▶ **SOURCE EXCERPT**
☆ ☆ ☆ ☆ ☆

The present was a posthistorical era, in which thinkers could merely
“contemplate the stranded objects of history washed up on the shore.”55
Jünger’s posthistoire vision was shared by other far-right intellectuals
after 1945 who ceased to believe that revolutionary change was just
around the corner. For Armin Mohler, the West had entered an unhappy
“interregnum.” For Julius Evola, it was “Kali Yuga”—a Hindu term for a
dark age of strife preceding a cyclical rebirth—in which aristocrats of
the soul could only “ride the tiger” of secular modernity.56
It would be hard to overstate Jünger’s importance for the New Right,
especially in Germany, Austria, and France, where activists like Armin
[End Page 42] Mohler and Alain de Benoist not only praised and defended
Jünger’s works, but enjoyed close access to him as well. A recent
assessment of New Right ideology classed Jünger among the movement’s
“intellectual forefathers” and traced this “great fascination” to
Jünger’s “oppositional stance toward the National Socialist regime and
the resulting ability to annex his thought world politically.”57
Jünger’s influence on New Right counterculture is no less profound,
though less widely acknowledged in the scholarly literature. The chords
of Jüngerian cultural despair were unmistakable in a 1995 Junge Freiheit
article by Roland Bubik, which damned the “emptiness” of Germany’s
consumer society and called for a “counterculture” that would “create on
the basis of [the Right’s] own standards something new atop the
postmodern ruins.”58 This call, Horst Seferens observed, fits
comfortably within the discursive boundaries of Jünger’s later works,
which pioneered the “turn to culture” that became typical of the
Conservative Revolution’s metapolitical reinvention.59
Given the New Right’s perpetual reading of the present as a time of
crisis, it is unsurprising that they remain activists in some form. As
Rüdiger Graf pointed out, the feeling of crisis is rooted in a “dramatic
plot” that views the present as a “moment of decision” poised between
disaster and salvation, in which one must “act in order to prevent the
undesirable and realize the desirable option.”60 The decision faced by
figures like Jünger or Bubik is not between political activism and
political quietism, but between the actions appropriate for either
short-term insurrection (the optimistic beachhead stance) or long-term
survival (the pessimistic refugium position). Jünger’s sprawling oeuvre
supplies ideas and canonical texts serviceable to each. In both modes,
Jünger articulated what the historian Barbara Rosenwein would call the
“emotional community” of New Right counterculture, defined by
“fundamental assumptions, values, goals, feeling rules and accepted
modes of expression.” Such an emotional community can extend beyond
direct social interaction to include a “textual community” of readers
and writers as well.61
The New Right’s crisis mentality and emotional community can be seen in
one of Jünger’s signature notions—the “lost post” (der verlorene
Posten). Despite its military connotations, Jünger first described the
“lost post,” not in his Weimar-era accounts of trench warfare, but in a
1938 book called The Adventurous Heart: Figures and Capriccios. There
Jünger described the “lost post” as the fate that befalls small groups
or whole communities when they [End Page 43] find themselves fighting a
losing battle against the course of history. Though he named many
examples—Moorish Grenada, Old Regime aristocrats in revolutionary Paris,
the holdouts in besieged cities like Carthage or Saguntum—Jünger clearly
intended the “lost post” to resonate with readers opposed to the Nazis
and stranded, as he was, in the inner emigration. Those holding a “lost
post,” Jünger argued, experience a special kind of solidarity and moral
clarity: reliance on one another fosters a “feeling of spiritual
brotherhood,” in which each knows they must bear witness to the values
and way of life that are under threat. Holding a lost position sometimes
means standing one’s ground to the “last man.” “The representative power
of the individual can be tremendous,” Jünger assured his readers.

☆ ☆ ☆ ☆ ☆

▶ **ENTRIES SUPPLIED**
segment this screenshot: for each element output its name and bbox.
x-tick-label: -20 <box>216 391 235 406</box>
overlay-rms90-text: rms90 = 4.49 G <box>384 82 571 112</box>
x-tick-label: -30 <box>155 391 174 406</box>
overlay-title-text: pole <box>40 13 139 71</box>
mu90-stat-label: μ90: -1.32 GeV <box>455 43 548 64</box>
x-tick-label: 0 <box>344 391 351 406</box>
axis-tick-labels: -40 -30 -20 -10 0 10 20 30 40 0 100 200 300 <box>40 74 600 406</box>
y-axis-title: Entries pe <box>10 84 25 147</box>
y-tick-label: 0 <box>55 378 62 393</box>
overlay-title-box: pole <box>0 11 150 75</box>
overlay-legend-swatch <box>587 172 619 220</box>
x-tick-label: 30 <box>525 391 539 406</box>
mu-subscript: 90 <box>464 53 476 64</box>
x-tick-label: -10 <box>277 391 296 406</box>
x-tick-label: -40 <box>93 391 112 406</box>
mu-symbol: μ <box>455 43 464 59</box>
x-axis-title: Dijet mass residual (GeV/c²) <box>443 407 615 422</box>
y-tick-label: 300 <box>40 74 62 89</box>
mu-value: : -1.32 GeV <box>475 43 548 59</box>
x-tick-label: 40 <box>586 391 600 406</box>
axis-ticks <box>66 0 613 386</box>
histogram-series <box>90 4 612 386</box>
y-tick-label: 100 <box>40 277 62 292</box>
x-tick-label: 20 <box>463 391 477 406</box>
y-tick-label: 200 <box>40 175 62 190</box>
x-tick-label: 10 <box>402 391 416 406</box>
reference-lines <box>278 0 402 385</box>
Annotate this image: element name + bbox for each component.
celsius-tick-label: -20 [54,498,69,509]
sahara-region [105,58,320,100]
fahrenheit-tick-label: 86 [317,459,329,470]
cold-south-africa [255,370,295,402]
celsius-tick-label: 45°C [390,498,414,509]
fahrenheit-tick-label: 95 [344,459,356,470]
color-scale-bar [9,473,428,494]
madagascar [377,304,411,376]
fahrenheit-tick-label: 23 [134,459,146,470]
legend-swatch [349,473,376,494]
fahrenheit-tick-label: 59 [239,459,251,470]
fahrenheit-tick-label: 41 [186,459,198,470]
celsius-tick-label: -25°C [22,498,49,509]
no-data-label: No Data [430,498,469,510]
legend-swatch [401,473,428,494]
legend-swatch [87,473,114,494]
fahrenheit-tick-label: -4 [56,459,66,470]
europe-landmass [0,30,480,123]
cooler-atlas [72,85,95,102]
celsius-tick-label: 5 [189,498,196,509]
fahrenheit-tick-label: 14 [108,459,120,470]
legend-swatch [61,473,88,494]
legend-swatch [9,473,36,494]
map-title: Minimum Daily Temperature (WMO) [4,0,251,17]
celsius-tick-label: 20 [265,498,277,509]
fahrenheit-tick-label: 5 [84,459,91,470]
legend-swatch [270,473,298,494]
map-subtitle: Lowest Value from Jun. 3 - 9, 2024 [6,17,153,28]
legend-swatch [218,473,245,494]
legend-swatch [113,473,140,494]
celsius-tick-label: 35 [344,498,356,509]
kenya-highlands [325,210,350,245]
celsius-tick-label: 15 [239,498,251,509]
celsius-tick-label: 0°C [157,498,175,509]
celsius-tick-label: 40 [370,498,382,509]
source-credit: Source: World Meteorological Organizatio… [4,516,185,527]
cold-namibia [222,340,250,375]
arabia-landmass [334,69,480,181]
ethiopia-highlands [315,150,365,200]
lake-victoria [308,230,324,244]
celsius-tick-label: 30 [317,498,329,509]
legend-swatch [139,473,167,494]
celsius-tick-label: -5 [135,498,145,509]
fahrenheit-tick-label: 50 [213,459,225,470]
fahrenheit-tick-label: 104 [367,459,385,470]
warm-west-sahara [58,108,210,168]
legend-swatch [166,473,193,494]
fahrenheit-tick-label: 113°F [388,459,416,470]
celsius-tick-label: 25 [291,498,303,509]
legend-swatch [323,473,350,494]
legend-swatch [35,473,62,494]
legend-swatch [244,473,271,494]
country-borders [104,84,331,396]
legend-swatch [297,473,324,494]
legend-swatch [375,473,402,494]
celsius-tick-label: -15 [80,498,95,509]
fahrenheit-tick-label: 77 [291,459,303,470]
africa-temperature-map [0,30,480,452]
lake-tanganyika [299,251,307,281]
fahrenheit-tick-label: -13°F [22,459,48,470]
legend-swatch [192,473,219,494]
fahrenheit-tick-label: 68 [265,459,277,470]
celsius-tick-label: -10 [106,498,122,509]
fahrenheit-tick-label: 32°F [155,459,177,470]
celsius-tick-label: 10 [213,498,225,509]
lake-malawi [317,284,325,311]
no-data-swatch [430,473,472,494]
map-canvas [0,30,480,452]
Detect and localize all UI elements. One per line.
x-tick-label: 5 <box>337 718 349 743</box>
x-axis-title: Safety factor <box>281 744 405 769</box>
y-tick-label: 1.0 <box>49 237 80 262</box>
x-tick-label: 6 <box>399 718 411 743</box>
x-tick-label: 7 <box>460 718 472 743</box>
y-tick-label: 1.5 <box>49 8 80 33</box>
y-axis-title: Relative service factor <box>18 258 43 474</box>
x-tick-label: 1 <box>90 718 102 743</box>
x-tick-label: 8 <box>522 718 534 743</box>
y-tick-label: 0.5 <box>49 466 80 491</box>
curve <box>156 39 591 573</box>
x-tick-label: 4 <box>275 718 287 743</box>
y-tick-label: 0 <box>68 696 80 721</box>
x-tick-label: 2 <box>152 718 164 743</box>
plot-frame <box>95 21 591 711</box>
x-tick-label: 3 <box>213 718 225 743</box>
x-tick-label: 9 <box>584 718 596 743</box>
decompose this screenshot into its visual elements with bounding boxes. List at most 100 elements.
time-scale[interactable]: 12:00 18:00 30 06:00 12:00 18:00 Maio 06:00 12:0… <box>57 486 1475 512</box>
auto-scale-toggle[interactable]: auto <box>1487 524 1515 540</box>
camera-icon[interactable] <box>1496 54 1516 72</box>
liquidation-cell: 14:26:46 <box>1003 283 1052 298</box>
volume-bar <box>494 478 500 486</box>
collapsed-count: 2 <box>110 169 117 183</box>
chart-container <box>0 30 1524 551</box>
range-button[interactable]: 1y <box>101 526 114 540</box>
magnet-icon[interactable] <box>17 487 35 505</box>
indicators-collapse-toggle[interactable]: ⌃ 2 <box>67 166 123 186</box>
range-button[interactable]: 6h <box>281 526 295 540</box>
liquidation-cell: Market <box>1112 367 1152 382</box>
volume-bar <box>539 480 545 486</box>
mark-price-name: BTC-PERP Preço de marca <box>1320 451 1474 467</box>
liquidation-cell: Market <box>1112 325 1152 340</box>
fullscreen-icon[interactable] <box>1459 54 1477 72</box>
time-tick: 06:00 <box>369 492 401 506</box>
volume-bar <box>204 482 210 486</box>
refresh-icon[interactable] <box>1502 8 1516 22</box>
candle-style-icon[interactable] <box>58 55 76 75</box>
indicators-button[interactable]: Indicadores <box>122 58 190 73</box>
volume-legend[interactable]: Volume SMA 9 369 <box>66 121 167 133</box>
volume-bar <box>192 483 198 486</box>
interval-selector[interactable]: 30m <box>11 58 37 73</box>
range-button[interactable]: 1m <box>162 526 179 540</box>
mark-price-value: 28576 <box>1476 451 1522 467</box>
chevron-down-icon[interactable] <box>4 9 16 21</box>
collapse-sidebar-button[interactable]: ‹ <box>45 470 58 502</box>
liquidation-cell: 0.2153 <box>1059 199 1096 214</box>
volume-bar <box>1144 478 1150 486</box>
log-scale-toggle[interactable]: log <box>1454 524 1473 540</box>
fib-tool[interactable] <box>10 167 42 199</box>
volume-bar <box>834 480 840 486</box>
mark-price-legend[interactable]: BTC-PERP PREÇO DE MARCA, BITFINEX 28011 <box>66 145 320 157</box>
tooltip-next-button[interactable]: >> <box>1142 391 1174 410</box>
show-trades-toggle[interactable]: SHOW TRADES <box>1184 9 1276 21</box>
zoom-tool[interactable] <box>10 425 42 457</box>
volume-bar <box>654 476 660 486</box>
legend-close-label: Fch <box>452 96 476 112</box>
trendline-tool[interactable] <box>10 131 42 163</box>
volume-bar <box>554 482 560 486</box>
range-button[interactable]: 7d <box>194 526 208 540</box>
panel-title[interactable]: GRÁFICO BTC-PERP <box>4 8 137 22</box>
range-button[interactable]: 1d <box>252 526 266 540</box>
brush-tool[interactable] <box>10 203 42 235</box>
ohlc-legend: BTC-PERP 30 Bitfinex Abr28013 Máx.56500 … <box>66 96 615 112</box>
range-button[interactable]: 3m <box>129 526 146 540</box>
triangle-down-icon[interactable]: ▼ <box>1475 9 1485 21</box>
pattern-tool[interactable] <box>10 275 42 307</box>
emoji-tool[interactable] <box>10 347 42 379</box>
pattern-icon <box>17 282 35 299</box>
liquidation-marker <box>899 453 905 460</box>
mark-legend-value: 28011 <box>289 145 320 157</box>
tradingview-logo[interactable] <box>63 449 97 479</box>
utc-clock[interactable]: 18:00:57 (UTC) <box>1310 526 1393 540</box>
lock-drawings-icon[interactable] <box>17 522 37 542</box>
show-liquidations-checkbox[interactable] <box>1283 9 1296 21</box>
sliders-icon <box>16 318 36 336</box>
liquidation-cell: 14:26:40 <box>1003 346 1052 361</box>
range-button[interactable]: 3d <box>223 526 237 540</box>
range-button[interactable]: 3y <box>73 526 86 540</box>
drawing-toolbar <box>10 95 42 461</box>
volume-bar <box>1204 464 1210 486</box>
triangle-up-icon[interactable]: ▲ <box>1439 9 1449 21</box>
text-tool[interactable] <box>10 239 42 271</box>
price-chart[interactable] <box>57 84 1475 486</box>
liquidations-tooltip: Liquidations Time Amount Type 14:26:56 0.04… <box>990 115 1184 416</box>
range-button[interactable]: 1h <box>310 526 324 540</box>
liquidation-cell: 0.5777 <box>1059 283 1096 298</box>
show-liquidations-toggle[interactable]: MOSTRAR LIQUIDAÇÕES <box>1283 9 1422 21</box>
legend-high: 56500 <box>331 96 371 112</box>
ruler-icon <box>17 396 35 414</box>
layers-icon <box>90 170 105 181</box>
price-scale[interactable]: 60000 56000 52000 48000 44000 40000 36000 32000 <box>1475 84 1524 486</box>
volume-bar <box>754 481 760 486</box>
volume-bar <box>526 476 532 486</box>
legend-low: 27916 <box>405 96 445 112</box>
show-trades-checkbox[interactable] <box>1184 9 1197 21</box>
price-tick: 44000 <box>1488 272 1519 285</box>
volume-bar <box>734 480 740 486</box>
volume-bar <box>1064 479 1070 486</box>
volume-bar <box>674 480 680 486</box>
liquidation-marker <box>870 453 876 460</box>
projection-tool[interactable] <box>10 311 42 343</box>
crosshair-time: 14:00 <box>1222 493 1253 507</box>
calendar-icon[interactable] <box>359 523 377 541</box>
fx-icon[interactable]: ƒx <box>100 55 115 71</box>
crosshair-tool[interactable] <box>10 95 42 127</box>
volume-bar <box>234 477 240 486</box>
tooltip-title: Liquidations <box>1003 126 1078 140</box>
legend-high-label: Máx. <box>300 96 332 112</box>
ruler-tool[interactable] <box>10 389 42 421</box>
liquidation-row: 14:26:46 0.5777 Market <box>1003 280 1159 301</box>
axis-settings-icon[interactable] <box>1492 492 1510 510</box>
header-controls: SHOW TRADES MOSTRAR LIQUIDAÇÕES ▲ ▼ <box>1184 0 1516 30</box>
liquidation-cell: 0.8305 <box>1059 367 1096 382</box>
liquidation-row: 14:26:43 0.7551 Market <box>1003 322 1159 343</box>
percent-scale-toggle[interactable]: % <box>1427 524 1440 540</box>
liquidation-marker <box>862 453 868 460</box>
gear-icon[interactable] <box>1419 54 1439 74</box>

☆ ☆ ☆ ☆ ☆

▶ **BRIEF 1**
List every historical example of the "lost post" that Jünger named, according to the Jünger passage.
▶ **BRIEF 2**
Rewrite the paragraph of the Jünger passage that begins "Given the New Right's perpetual reading" as a bulleted list that keeps its main facts.

▶ **TASK SOLUTION 1**
- Moorish Grenada
- Old Regime aristocrats in revolutionary Paris
- The holdouts in besieged cities like Carthage or Saguntum

▶ **TASK SOLUTION 2**
- Because the New Right always reads the present as a time of crisis, it is unsurprising that they stay activists in some form.
- Rüdiger Graf noted that the feeling of crisis rests on a "dramatic plot." That plot treats the present as a "moment of decision" between disaster and salvation, one that requires action to prevent the undesirable and realize the desirable.
- For figures like Jünger or Bubik, the choice is not between activism and quietism. It is between actions suited to short-term insurrection (the optimistic beachhead stance) and those suited to long-term survival (the pessimistic refugium position).
- Jünger's large body of work supplies ideas and canonical texts useful to both stances.
- In both modes, Jünger articulated what historian Barbara Rosenwein would call the "emotional community" of New Right counterculture. Such a community is defined by shared assumptions, values, goals, feeling rules and accepted modes of expression.
- Such a community can reach beyond direct social contact to include a "textual community" of readers and writers.